**SELECTED EXCERPT:**
● ● ●

The post-mortem also revealed traces of pneumonia ‘which is linked to the use of opiates’, said Mr Moore, and ‘there were also non-specific changes to the brain’.
In interview, Jones told police he smoked cannabis daily and heroin three times a week, but tried never to do so in front of his son.
He had taken the precaution of turning the drawers of his bedside table – where he kept a syringe, foil and cigarette papers – to face the wall so Daniel could not get at them, telling police his son was at the age where ‘everything goes in his mouth’.
Bradburn said she smoked cannabis in the garage.
Kate Thomas, counsel for Jones, said her client had a bad upbringing suffering sexual abuse for much of his early life, causing him to fall into drug abuse.
She said: ‘He accepts that it was his heroin that Daniel Jones took,’ but asked the judge to show mercy as the child was the ‘apple of his eye’.
Christopher O’Gorman, for Bradburn, said his client suffered serious injuries in a car crash and her reliance on drugs was in part to cope with the resulting pain, although he accepted her addiction pre-dated that accident.
‘Daniel was wanted and he was loved,’ he said.

● ● ●

**TASK PROMPT:**
From the court report, extract the passage word for word, starting at "In interview, Jones" and ending at "of his eye’.".

● ● ●

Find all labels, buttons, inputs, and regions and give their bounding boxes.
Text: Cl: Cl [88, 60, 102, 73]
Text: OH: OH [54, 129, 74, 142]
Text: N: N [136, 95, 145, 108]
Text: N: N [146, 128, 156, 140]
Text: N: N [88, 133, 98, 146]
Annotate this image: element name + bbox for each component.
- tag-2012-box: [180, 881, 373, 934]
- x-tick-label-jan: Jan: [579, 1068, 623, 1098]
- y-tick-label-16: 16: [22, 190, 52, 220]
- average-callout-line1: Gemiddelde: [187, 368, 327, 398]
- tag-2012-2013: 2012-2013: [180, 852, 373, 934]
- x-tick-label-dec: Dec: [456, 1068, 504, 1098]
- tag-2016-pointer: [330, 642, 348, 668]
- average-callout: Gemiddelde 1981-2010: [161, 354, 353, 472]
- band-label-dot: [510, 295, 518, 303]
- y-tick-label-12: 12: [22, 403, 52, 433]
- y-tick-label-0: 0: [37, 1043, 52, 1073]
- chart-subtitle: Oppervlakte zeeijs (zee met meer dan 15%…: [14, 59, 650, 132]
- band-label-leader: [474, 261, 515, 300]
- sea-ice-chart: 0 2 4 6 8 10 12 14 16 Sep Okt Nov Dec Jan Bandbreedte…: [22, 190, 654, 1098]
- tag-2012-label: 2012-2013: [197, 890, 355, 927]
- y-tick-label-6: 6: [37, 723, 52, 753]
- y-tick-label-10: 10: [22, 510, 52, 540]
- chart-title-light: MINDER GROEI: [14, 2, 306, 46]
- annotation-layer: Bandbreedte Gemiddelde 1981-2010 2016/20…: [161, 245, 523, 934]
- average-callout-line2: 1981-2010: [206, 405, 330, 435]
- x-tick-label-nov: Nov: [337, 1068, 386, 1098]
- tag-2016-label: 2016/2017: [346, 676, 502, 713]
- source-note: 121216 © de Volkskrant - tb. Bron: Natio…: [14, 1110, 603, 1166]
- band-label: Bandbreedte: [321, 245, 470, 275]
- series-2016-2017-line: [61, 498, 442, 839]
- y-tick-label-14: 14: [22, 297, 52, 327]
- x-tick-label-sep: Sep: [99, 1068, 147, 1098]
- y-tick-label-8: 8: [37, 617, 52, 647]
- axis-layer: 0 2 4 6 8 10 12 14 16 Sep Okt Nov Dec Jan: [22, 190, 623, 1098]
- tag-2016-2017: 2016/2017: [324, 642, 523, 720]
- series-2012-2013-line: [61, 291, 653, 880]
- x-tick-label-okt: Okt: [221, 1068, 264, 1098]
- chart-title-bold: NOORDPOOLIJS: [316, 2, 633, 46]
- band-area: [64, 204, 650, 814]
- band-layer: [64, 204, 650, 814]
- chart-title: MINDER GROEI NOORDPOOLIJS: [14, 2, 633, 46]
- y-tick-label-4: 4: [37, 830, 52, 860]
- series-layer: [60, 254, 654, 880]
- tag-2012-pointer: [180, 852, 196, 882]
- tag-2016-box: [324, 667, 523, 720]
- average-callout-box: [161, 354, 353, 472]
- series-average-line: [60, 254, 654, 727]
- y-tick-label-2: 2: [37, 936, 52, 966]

● ● ●

**SOLUTION BELOW:**
In interview, Jones told police he smoked cannabis daily and heroin three times a week, but tried never to do so in front of his son.
He had taken the precaution of turning the drawers of his bedside table – where he kept a syringe, foil and cigarette papers – to face the wall so Daniel could not get at them, telling police his son was at the age where ‘everything goes in his mouth’.
Bradburn said she smoked cannabis in the garage.
Kate Thomas, counsel for Jones, said her client had a bad upbringing suffering sexual abuse for much of his early life, causing him to fall into drug abuse.
She said: ‘He accepts that it was his heroin that Daniel Jones took,’ but asked the judge to show mercy as the child was the ‘apple of his eye’.